- Short problem
Below are some records. Pull every line that contains the word "муниципального".

- Working data
▼

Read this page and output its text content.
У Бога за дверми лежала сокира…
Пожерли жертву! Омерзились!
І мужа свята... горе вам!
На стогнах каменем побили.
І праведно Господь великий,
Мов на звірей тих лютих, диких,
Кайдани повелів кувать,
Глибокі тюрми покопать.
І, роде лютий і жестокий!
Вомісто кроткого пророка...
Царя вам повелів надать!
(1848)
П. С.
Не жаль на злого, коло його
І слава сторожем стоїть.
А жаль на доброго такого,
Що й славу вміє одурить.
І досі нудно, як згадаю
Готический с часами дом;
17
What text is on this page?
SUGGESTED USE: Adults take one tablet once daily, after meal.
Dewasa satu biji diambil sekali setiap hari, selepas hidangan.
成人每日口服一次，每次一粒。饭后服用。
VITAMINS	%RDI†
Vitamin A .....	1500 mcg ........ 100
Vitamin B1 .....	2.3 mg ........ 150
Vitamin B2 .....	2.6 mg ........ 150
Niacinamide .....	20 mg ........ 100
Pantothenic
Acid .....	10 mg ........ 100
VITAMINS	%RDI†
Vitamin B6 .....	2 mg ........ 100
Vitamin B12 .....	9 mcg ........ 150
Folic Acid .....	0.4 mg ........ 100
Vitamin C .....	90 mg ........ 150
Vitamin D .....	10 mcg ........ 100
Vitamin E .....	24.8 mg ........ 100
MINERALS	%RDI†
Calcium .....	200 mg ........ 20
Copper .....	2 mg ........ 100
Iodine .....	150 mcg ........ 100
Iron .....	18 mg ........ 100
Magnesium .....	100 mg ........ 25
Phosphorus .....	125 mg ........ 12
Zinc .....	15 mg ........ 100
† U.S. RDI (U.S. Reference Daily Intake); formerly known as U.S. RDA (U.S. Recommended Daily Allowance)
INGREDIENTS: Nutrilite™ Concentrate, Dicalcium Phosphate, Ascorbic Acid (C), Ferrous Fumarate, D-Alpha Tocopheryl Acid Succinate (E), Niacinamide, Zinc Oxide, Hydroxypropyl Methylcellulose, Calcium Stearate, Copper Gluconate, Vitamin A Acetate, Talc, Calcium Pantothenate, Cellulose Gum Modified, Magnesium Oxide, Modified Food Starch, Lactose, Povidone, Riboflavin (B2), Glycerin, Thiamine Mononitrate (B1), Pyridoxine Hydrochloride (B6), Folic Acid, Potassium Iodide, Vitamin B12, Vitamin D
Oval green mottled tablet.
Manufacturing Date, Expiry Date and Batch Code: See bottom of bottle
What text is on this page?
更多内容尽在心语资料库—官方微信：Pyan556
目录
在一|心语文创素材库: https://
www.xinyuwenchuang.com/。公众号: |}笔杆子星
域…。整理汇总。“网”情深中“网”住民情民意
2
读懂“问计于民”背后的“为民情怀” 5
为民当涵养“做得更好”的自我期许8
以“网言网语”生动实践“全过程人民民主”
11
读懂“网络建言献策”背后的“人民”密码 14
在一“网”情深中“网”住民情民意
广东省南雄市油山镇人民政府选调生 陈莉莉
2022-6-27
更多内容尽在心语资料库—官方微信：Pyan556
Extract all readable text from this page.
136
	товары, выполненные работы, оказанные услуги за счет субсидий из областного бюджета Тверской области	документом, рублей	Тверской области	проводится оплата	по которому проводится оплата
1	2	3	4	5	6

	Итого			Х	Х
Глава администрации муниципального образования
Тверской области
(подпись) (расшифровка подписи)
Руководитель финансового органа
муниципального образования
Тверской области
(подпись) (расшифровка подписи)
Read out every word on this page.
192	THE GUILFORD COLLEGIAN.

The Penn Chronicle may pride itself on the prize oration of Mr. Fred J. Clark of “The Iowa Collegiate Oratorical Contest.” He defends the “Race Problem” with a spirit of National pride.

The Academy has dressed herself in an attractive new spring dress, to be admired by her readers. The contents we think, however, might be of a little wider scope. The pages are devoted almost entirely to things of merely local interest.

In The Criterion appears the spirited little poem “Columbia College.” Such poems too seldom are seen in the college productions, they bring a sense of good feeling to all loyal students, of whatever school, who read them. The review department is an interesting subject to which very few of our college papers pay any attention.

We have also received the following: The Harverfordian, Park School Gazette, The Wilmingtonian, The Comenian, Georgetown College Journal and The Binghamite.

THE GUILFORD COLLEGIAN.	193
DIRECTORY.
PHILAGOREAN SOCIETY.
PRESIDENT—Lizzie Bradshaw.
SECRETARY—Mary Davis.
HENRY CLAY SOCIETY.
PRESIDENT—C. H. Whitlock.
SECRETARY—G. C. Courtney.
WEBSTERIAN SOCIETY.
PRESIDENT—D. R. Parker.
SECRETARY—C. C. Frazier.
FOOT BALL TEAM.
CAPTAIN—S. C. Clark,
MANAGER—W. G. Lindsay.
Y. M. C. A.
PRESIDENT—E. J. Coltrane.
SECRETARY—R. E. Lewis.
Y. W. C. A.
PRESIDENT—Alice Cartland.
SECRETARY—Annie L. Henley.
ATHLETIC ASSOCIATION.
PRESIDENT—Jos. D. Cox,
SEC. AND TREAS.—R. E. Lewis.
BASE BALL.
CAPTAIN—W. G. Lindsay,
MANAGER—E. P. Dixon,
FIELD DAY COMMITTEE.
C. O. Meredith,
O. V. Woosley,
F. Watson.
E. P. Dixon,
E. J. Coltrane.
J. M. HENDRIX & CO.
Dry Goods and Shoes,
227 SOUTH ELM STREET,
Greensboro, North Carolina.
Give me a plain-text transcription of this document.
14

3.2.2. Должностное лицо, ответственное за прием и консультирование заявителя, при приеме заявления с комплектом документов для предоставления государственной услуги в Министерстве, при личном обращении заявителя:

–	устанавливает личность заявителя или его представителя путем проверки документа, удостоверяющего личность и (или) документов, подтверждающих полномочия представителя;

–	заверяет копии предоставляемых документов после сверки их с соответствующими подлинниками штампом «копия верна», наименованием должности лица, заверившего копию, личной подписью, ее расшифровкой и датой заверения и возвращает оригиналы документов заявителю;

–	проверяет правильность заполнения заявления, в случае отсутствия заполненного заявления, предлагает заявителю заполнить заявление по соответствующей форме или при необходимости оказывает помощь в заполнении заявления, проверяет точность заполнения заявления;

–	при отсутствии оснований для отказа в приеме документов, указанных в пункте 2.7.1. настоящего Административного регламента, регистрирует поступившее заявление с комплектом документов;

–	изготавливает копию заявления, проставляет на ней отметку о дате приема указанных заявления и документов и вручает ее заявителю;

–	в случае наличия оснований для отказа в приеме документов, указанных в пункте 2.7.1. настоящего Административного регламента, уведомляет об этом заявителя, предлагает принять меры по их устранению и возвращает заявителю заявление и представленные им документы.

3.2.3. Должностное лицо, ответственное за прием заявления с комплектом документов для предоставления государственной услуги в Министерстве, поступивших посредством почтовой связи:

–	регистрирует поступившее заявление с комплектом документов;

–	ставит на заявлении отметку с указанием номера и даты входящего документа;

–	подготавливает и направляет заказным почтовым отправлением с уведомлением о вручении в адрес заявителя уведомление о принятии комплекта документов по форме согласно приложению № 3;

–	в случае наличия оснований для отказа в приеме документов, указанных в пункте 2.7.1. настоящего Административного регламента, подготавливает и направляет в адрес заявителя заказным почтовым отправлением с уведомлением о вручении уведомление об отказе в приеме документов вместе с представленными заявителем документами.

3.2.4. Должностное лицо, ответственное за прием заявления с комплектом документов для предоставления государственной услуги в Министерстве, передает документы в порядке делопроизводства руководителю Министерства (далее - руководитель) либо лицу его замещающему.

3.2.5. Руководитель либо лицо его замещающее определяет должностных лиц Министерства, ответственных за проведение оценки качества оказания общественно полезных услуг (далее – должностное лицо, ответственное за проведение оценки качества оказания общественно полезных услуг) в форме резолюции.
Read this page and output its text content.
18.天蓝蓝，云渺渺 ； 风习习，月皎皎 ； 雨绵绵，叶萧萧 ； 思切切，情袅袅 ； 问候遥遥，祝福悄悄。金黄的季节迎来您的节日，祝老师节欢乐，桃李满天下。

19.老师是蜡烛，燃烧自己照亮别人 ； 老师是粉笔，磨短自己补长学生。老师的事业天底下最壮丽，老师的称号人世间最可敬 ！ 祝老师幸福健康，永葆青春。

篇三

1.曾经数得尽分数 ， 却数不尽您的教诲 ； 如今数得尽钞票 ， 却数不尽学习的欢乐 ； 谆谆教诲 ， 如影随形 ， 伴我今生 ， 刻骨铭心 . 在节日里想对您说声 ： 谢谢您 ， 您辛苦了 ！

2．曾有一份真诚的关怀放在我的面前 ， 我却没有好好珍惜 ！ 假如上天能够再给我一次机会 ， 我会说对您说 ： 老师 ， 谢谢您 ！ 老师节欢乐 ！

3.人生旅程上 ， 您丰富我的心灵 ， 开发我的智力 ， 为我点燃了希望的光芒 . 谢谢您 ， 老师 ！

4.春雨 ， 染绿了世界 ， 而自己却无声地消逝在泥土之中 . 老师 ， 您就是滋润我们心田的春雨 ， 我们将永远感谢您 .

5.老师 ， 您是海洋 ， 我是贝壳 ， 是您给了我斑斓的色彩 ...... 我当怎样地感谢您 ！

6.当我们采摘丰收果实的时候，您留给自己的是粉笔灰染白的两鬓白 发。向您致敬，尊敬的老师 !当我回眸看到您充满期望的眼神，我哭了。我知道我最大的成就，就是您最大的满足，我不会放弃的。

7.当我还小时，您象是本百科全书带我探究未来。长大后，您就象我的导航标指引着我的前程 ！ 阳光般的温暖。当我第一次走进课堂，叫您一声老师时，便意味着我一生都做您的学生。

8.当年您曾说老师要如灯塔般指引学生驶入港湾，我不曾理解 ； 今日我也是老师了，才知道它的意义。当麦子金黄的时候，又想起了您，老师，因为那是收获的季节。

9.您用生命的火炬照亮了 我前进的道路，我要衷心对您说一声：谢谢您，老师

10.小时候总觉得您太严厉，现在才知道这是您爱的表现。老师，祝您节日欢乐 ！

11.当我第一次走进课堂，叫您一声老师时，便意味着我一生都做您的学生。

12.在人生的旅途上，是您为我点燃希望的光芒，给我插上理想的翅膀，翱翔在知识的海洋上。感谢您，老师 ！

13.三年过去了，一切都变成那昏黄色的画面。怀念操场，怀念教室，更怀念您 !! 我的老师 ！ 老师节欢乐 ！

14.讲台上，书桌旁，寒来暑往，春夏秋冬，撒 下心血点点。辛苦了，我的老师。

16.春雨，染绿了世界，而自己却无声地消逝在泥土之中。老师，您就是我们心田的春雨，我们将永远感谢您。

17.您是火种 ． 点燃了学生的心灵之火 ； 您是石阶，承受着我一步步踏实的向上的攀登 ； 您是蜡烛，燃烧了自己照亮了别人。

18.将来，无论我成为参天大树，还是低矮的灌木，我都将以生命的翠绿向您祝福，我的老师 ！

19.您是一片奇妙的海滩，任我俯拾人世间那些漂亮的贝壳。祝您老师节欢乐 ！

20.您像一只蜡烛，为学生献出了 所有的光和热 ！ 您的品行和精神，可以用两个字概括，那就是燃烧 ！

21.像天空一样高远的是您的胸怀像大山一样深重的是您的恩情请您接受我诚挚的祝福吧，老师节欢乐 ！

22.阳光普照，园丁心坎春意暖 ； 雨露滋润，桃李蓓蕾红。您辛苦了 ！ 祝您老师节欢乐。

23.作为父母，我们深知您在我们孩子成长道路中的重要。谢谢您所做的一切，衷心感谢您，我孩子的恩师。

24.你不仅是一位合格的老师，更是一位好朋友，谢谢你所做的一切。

▲

- Solution
Глава администрации муниципального образования
муниципального образования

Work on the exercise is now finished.